### Instruction
Filter this data down to the lines that hold "they", and copy them.

(Data entries)
■ ■ ■ ■

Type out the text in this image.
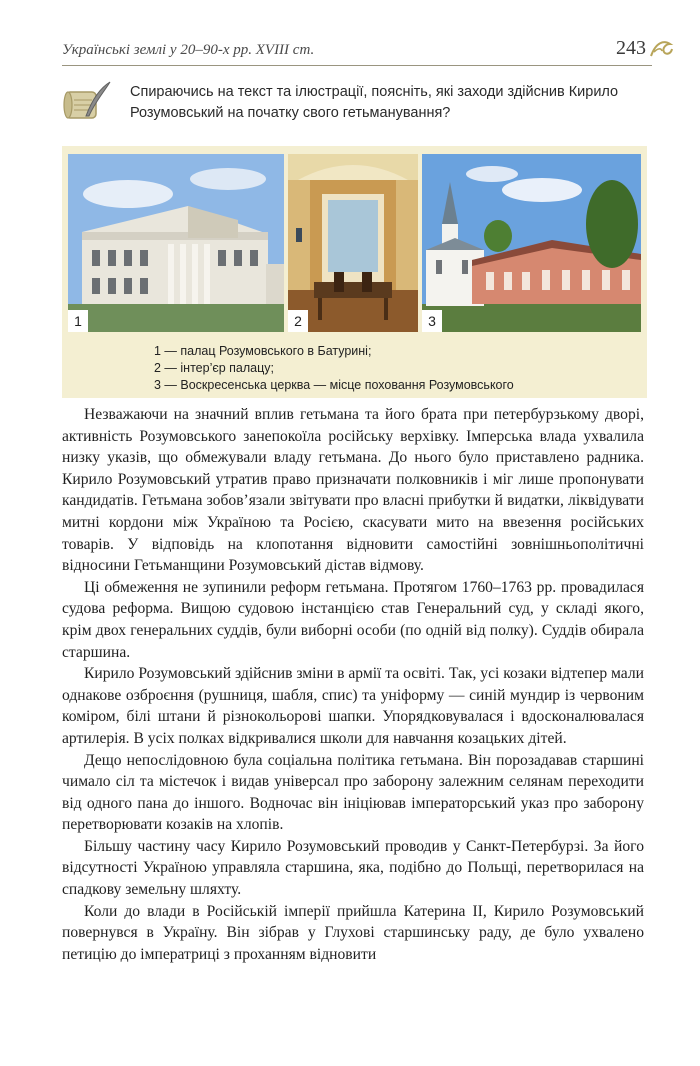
Українські землі у 20–90-х рр. XVIII ст.	243
Спираючись на текст та ілюстрації, поясніть, які заходи здійснив Кирило Розумовський на початку свого гетьманування?
1	2	3
1 — палац Розумовського в Батурині;
2 — інтер’єр палацу;
3 — Воскресенська церква — місце поховання Розумовського

Незважаючи на значний вплив гетьмана та його брата при петербурзькому дворі, активність Розумовського занепокоїла російську верхівку. Імперська влада ухвалила низку указів, що обмежували владу гетьмана. До нього було приставлено радника. Кирило Розумовський утратив право призначати полковників і міг лише пропонувати кандидатів. Гетьмана зобов’язали звітувати про власні прибутки й видатки, ліквідувати митні кордони між Україною та Росією, скасувати мито на ввезення російських товарів. У відповідь на клопотання відновити самостійні зовнішньополітичні відносини Гетьманщини Розумовський дістав відмову.

Ці обмеження не зупинили реформ гетьмана. Протягом 1760–1763 рр. провадилася судова реформа. Вищою судовою інстанцією став Генеральний суд, у складі якого, крім двох генеральних суддів, були виборні особи (по одній від полку). Суддів обирала старшина.

Кирило Розумовський здійснив зміни в армії та освіті. Так, усі козаки відтепер мали однакове озброєння (рушниця, шабля, спис) та уніформу — синій мундир із червоним коміром, білі штани й різнокольорові шапки. Упорядковувалася і вдосконалювалася артилерія. В усіх полках відкривалися школи для навчання козацьких дітей.

Дещо непослідовною була соціальна політика гетьмана. Він порозадавав старшині чимало сіл та містечок і видав універсал про заборону залежним селянам переходити від одного пана до іншого. Водночас він ініціював імператорський указ про заборону перетворювати козаків на хлопів.

Більшу частину часу Кирило Розумовський проводив у Санкт-Петербурзі. За його відсутності Україною управляла старшина, яка, подібно до Польщі, перетворилася на спадкову земельну шляхту.

Коли до влади в Російській імперії прийшла Катерина II, Кирило Розумовський повернувся в Україну. Він зібрав у Глухові старшинську раду, де було ухвалено петицію до імператриці з проханням відновити
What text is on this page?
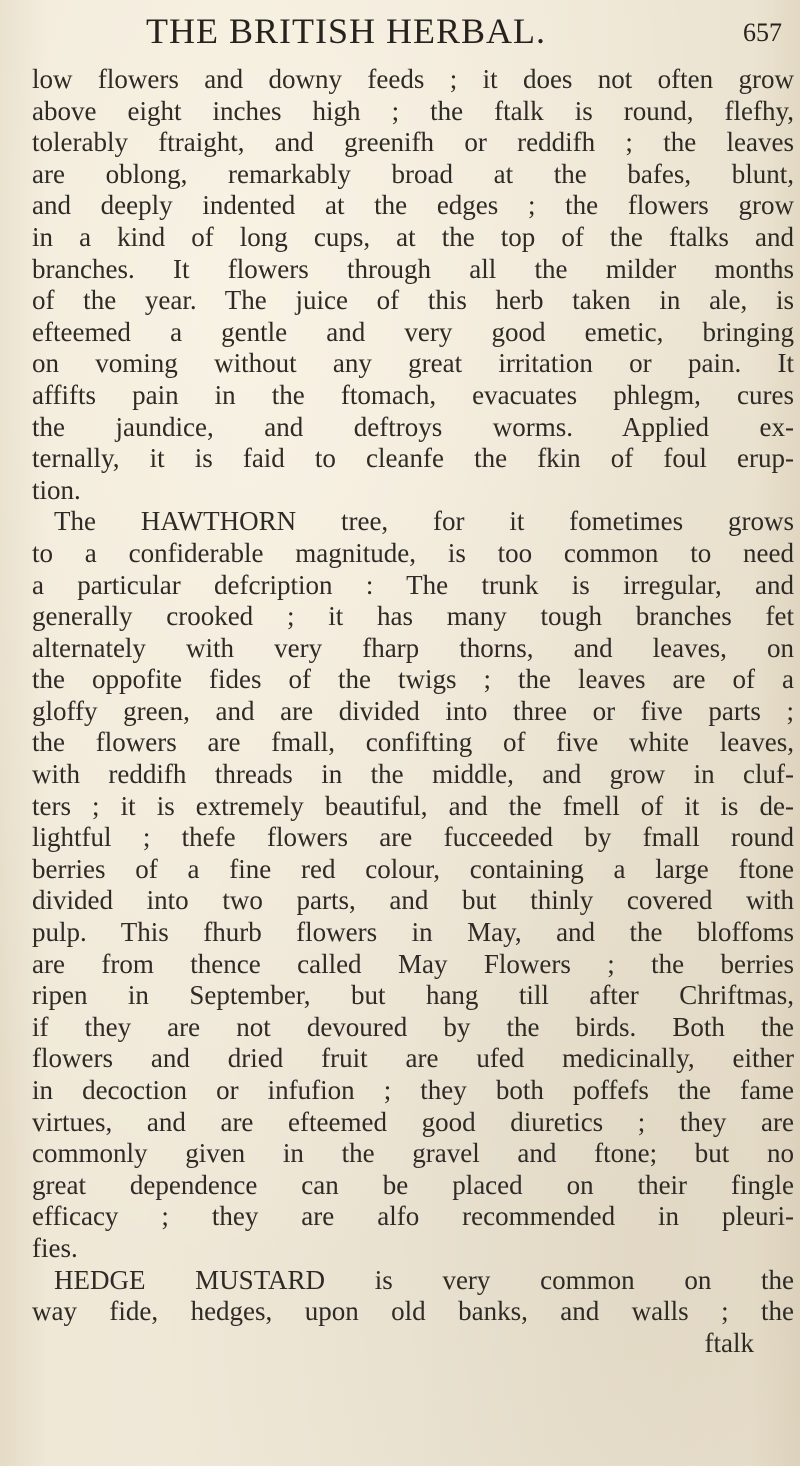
THE BRITISH HERBAL.	657
low flowers and downy feeds ; it does not often grow
above eight inches high ; the ftalk is round, flefhy,
tolerably ftraight, and greenifh or reddifh ; the leaves
are oblong, remarkably broad at the bafes, blunt,
and deeply indented at the edges ; the flowers grow
in a kind of long cups, at the top of the ftalks and
branches. It flowers through all the milder months
of the year. The juice of this herb taken in ale, is
efteemed a gentle and very good emetic, bringing
on voming without any great irritation or pain. It
affifts pain in the ftomach, evacuates phlegm, cures
the jaundice, and deftroys worms. Applied ex-
ternally, it is faid to cleanfe the fkin of foul erup-
tion.
The HAWTHORN tree, for it fometimes grows
to a confiderable magnitude, is too common to need
a particular defcription : The trunk is irregular, and
generally crooked ; it has many tough branches fet
alternately with very fharp thorns, and leaves, on
the oppofite fides of the twigs ; the leaves are of a
gloffy green, and are divided into three or five parts ;
the flowers are fmall, confifting of five white leaves,
with reddifh threads in the middle, and grow in cluf-
ters ; it is extremely beautiful, and the fmell of it is de-
lightful ; thefe flowers are fucceeded by fmall round
berries of a fine red colour, containing a large ftone
divided into two parts, and but thinly covered with
pulp. This fhurb flowers in May, and the bloffoms
are from thence called May Flowers ; the berries
ripen in September, but hang till after Chriftmas,
if they are not devoured by the birds. Both the
flowers and dried fruit are ufed medicinally, either
in decoction or infufion ; they both poffefs the fame
virtues, and are efteemed good diuretics ; they are
commonly given in the gravel and ftone; but no
great dependence can be placed on their fingle
efficacy ; they are alfo recommended in pleuri-
fies.
HEDGE MUSTARD is very common on the
way fide, hedges, upon old banks, and walls ; the
ftalk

■ ■ ■ ■

### Solution to the exercise
if they are not devoured by the birds. Both the
in decoction or infufion ; they both poffefs the fame
virtues, and are efteemed good diuretics ; they are
efficacy ; they are alfo recommended in pleuri-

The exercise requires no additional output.